# CHALLENGE
Send back the records in full, character for character.

# GIVEN ENTRIES
=-=-=-=-=
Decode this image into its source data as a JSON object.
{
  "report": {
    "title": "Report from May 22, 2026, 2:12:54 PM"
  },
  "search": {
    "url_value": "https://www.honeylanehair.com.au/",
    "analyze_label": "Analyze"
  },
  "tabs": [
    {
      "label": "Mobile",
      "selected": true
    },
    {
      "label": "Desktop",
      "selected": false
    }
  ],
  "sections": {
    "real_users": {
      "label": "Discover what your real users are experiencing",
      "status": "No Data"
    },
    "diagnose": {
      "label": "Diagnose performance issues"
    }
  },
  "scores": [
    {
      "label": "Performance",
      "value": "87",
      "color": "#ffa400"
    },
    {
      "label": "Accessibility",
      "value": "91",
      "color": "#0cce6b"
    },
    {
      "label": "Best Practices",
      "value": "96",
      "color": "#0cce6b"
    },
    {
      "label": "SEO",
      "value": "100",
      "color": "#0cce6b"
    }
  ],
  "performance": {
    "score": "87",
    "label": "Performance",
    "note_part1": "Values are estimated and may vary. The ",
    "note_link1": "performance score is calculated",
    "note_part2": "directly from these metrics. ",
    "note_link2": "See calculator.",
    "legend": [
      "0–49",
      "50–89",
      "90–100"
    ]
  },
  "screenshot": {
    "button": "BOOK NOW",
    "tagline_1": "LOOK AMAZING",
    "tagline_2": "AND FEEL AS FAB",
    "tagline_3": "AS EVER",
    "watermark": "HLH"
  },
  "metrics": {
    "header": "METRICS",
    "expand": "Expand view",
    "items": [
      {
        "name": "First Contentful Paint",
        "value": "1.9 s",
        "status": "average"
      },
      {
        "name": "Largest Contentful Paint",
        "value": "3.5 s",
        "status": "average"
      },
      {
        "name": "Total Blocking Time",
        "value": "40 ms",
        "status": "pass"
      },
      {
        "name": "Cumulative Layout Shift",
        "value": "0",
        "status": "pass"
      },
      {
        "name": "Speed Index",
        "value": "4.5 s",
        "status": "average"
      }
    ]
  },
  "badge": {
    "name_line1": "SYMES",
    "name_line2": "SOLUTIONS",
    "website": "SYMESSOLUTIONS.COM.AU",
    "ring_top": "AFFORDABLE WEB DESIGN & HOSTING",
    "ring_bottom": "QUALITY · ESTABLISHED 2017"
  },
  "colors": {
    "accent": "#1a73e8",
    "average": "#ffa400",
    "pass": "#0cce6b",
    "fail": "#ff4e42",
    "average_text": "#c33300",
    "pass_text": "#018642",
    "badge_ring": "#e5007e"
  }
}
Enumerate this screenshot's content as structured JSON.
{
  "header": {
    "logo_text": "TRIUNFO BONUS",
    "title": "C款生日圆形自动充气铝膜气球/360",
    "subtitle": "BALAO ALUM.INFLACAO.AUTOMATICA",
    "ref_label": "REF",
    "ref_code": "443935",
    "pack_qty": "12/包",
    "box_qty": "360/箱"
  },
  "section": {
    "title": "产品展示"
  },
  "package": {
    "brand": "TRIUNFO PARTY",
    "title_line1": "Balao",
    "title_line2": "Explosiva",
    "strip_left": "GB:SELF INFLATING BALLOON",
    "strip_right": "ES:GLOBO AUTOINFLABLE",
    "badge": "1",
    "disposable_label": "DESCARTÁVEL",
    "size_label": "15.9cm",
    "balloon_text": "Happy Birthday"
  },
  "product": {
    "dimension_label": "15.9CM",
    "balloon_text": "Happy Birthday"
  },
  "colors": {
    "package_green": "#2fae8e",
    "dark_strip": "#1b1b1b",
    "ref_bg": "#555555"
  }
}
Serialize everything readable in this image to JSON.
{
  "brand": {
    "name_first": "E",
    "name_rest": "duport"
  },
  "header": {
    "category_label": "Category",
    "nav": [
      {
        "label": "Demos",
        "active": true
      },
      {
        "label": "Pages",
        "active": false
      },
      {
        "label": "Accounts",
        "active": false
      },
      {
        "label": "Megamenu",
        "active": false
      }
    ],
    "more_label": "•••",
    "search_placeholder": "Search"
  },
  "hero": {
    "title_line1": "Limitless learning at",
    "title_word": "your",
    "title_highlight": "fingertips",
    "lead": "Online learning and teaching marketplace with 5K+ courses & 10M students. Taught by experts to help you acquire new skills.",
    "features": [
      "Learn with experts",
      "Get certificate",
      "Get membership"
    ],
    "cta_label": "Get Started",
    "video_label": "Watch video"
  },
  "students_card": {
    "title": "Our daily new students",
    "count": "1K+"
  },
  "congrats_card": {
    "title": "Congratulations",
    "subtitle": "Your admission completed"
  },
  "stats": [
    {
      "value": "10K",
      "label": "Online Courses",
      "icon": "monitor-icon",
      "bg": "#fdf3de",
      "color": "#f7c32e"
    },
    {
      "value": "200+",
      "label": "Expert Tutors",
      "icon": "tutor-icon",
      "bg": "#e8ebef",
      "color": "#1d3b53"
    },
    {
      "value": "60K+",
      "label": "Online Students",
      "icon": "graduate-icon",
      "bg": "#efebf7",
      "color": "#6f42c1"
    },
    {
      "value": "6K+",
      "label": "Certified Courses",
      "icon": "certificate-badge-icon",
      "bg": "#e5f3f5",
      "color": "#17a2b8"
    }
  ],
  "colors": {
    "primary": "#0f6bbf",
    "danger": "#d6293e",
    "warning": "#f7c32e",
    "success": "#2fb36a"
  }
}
=-=-=-=-=
# RESULT
Decode this image into its source data as a JSON object.
{
  "report": {
    "title": "Report from May 22, 2026, 2:12:54 PM"
  },
  "search": {
    "url_value": "https://www.honeylanehair.com.au/",
    "analyze_label": "Analyze"
  },
  "tabs": [
    {
      "label": "Mobile",
      "selected": true
    },
    {
      "label": "Desktop",
      "selected": false
    }
  ],
  "sections": {
    "real_users": {
      "label": "Discover what your real users are experiencing",
      "status": "No Data"
    },
    "diagnose": {
      "label": "Diagnose performance issues"
    }
  },
  "scores": [
    {
      "label": "Performance",
      "value": "87",
      "color": "#ffa400"
    },
    {
      "label": "Accessibility",
      "value": "91",
      "color": "#0cce6b"
    },
    {
      "label": "Best Practices",
      "value": "96",
      "color": "#0cce6b"
    },
    {
      "label": "SEO",
      "value": "100",
      "color": "#0cce6b"
    }
  ],
  "performance": {
    "score": "87",
    "label": "Performance",
    "note_part1": "Values are estimated and may vary. The ",
    "note_link1": "performance score is calculated",
    "note_part2": "directly from these metrics. ",
    "note_link2": "See calculator.",
    "legend": [
      "0–49",
      "50–89",
      "90–100"
    ]
  },
  "screenshot": {
    "button": "BOOK NOW",
    "tagline_1": "LOOK AMAZING",
    "tagline_2": "AND FEEL AS FAB",
    "tagline_3": "AS EVER",
    "watermark": "HLH"
  },
  "metrics": {
    "header": "METRICS",
    "expand": "Expand view",
    "items": [
      {
        "name": "First Contentful Paint",
        "value": "1.9 s",
        "status": "average"
      },
      {
        "name": "Largest Contentful Paint",
        "value": "3.5 s",
        "status": "average"
      },
      {
        "name": "Total Blocking Time",
        "value": "40 ms",
        "status": "pass"
      },
      {
        "name": "Cumulative Layout Shift",
        "value": "0",
        "status": "pass"
      },
      {
        "name": "Speed Index",
        "value": "4.5 s",
        "status": "average"
      }
    ]
  },
  "badge": {
    "name_line1": "SYMES",
    "name_line2": "SOLUTIONS",
    "website": "SYMESSOLUTIONS.COM.AU",
    "ring_top": "AFFORDABLE WEB DESIGN & HOSTING",
    "ring_bottom": "QUALITY · ESTABLISHED 2017"
  },
  "colors": {
    "accent": "#1a73e8",
    "average": "#ffa400",
    "pass": "#0cce6b",
    "fail": "#ff4e42",
    "average_text": "#c33300",
    "pass_text": "#018642",
    "badge_ring": "#e5007e"
  }
}
Enumerate this screenshot's content as structured JSON.
{
  "header": {
    "logo_text": "TRIUNFO BONUS",
    "title": "C款生日圆形自动充气铝膜气球/360",
    "subtitle": "BALAO ALUM.INFLACAO.AUTOMATICA",
    "ref_label": "REF",
    "ref_code": "443935",
    "pack_qty": "12/包",
    "box_qty": "360/箱"
  },
  "section": {
    "title": "产品展示"
  },
  "package": {
    "brand": "TRIUNFO PARTY",
    "title_line1": "Balao",
    "title_line2": "Explosiva",
    "strip_left": "GB:SELF INFLATING BALLOON",
    "strip_right": "ES:GLOBO AUTOINFLABLE",
    "badge": "1",
    "disposable_label": "DESCARTÁVEL",
    "size_label": "15.9cm",
    "balloon_text": "Happy Birthday"
  },
  "product": {
    "dimension_label": "15.9CM",
    "balloon_text": "Happy Birthday"
  },
  "colors": {
    "package_green": "#2fae8e",
    "dark_strip": "#1b1b1b",
    "ref_bg": "#555555"
  }
}
Serialize everything readable in this image to JSON.
{
  "brand": {
    "name_first": "E",
    "name_rest": "duport"
  },
  "header": {
    "category_label": "Category",
    "nav": [
      {
        "label": "Demos",
        "active": true
      },
      {
        "label": "Pages",
        "active": false
      },
      {
        "label": "Accounts",
        "active": false
      },
      {
        "label": "Megamenu",
        "active": false
      }
    ],
    "more_label": "•••",
    "search_placeholder": "Search"
  },
  "hero": {
    "title_line1": "Limitless learning at",
    "title_word": "your",
    "title_highlight": "fingertips",
    "lead": "Online learning and teaching marketplace with 5K+ courses & 10M students. Taught by experts to help you acquire new skills.",
    "features": [
      "Learn with experts",
      "Get certificate",
      "Get membership"
    ],
    "cta_label": "Get Started",
    "video_label": "Watch video"
  },
  "students_card": {
    "title": "Our daily new students",
    "count": "1K+"
  },
  "congrats_card": {
    "title": "Congratulations",
    "subtitle": "Your admission completed"
  },
  "stats": [
    {
      "value": "10K",
      "label": "Online Courses",
      "icon": "monitor-icon",
      "bg": "#fdf3de",
      "color": "#f7c32e"
    },
    {
      "value": "200+",
      "label": "Expert Tutors",
      "icon": "tutor-icon",
      "bg": "#e8ebef",
      "color": "#1d3b53"
    },
    {
      "value": "60K+",
      "label": "Online Students",
      "icon": "graduate-icon",
      "bg": "#efebf7",
      "color": "#6f42c1"
    },
    {
      "value": "6K+",
      "label": "Certified Courses",
      "icon": "certificate-badge-icon",
      "bg": "#e5f3f5",
      "color": "#17a2b8"
    }
  ],
  "colors": {
    "primary": "#0f6bbf",
    "danger": "#d6293e",
    "warning": "#f7c32e",
    "success": "#2fb36a"
  }
}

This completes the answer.